* **EXERCISE PROMPT**
No images are to be carried over; print all other material exactly as it stands.
begin STORED ROWS
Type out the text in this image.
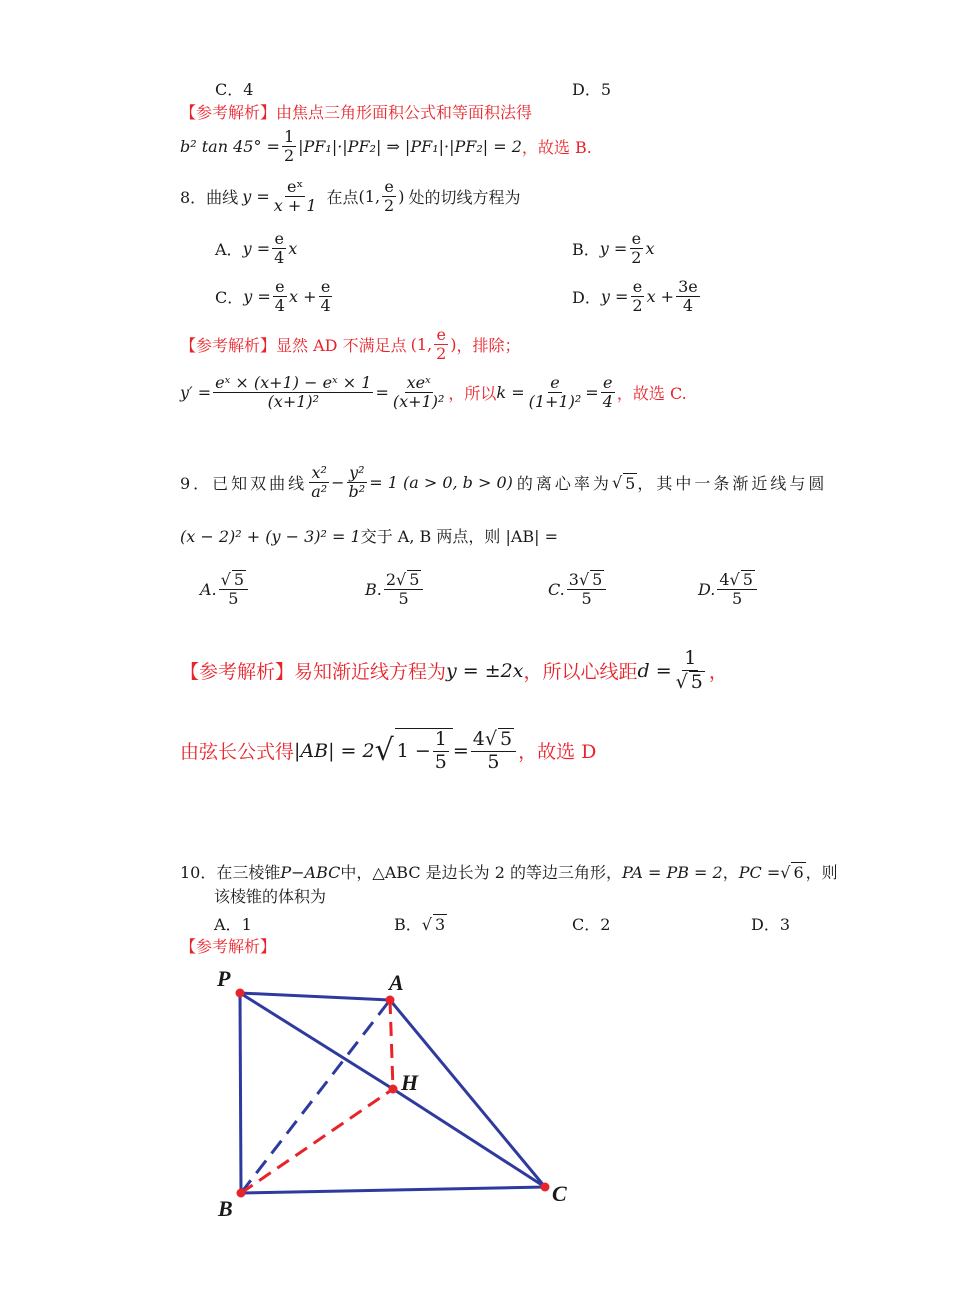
C．4	D．5
【参考解析】由焦点三角形面积公式和等面积法得
b² $\tan 45^\circ = \frac{1}{2} |PF_1|\cdot|PF_2|$ ⇒ |PF₁|·|PF₂| = 2 ，故选 B.
8．曲线 $y = \frac{\text{eˣ}}{x + 1}$ 在点 (1, $\frac{e}{2}$ ) 处的切线方程为
A． $y = \frac{e}{4}$ x	B． $y = \frac{e}{2}$ x
C． $y = \frac{e}{4}$ $x + \frac{e}{4}$	D． $y = \frac{e}{2}$ $x + \frac{3e}{4}$
【参考解析】 显然 AD 不满足点 (1, $\frac{e}{2}$ ) ，排除；
$y' = \frac{\text{eˣ × (x+1) − eˣ × 1}}{\text{(x+1)²}} = \frac{\text{xeˣ}}{\text{(x+1)²}}$ ，所以 $k = \frac{e}{\text{(1+1)²}} = \frac{e}{4}$ ，故选 C.
9．已知双曲线 $\frac{\text{x²}}{\text{a²}} - \frac{\text{y²}}{\text{b²}} = 1$ (a > 0, b > 0) 的离心率为 √ 5 ，其中一条渐近线与圆
(x − 2)² + (y − 3)² = 1交于 A, B 两点，则 |AB| =
A. $\frac{√ 5}{5}$	B. $\frac{2√ 5}{5}$	C. $\frac{3√ 5}{5}$	D. $\frac{4√ 5}{5}$
【参考解析】 易知渐近线方程为 y = ±2x ，所以心线距 $d = \frac{1}{√ 5}$ ，
由弦长公式得 |AB| = 2 √ $1 - \frac{1}{5} = \frac{4√ 5}{5}$ ，故选 D
10．在三棱锥P−ABC中，△ABC 是边长为 2 的等边三角形，PA = PB = 2，PC =√ 6 ，则
该棱锥的体积为
A．1	B．√ 3	C．2	D．3
【参考解析】
P	A
H
B
C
end STORED ROWS
* **COMPLETE OUTPUT**
Type out the text in this image.
C．4	D．5
【参考解析】由焦点三角形面积公式和等面积法得
b² $\tan 45^\circ = \frac{1}{2} |PF_1|\cdot|PF_2|$ ⇒ |PF₁|·|PF₂| = 2 ，故选 B.
8．曲线 $y = \frac{\text{eˣ}}{x + 1}$ 在点 (1, $\frac{e}{2}$ ) 处的切线方程为
A． $y = \frac{e}{4}$ x	B． $y = \frac{e}{2}$ x
C． $y = \frac{e}{4}$ $x + \frac{e}{4}$	D． $y = \frac{e}{2}$ $x + \frac{3e}{4}$
【参考解析】 显然 AD 不满足点 (1, $\frac{e}{2}$ ) ，排除；
$y' = \frac{\text{eˣ × (x+1) − eˣ × 1}}{\text{(x+1)²}} = \frac{\text{xeˣ}}{\text{(x+1)²}}$ ，所以 $k = \frac{e}{\text{(1+1)²}} = \frac{e}{4}$ ，故选 C.
9．已知双曲线 $\frac{\text{x²}}{\text{a²}} - \frac{\text{y²}}{\text{b²}} = 1$ (a > 0, b > 0) 的离心率为 √ 5 ，其中一条渐近线与圆
(x − 2)² + (y − 3)² = 1交于 A, B 两点，则 |AB| =
A. $\frac{√ 5}{5}$	B. $\frac{2√ 5}{5}$	C. $\frac{3√ 5}{5}$	D. $\frac{4√ 5}{5}$
【参考解析】 易知渐近线方程为 y = ±2x ，所以心线距 $d = \frac{1}{√ 5}$ ，
由弦长公式得 |AB| = 2 √ $1 - \frac{1}{5} = \frac{4√ 5}{5}$ ，故选 D
10．在三棱锥P−ABC中，△ABC 是边长为 2 的等边三角形，PA = PB = 2，PC =√ 6 ，则
该棱锥的体积为
A．1	B．√ 3	C．2	D．3
【参考解析】
P	A
H
B
C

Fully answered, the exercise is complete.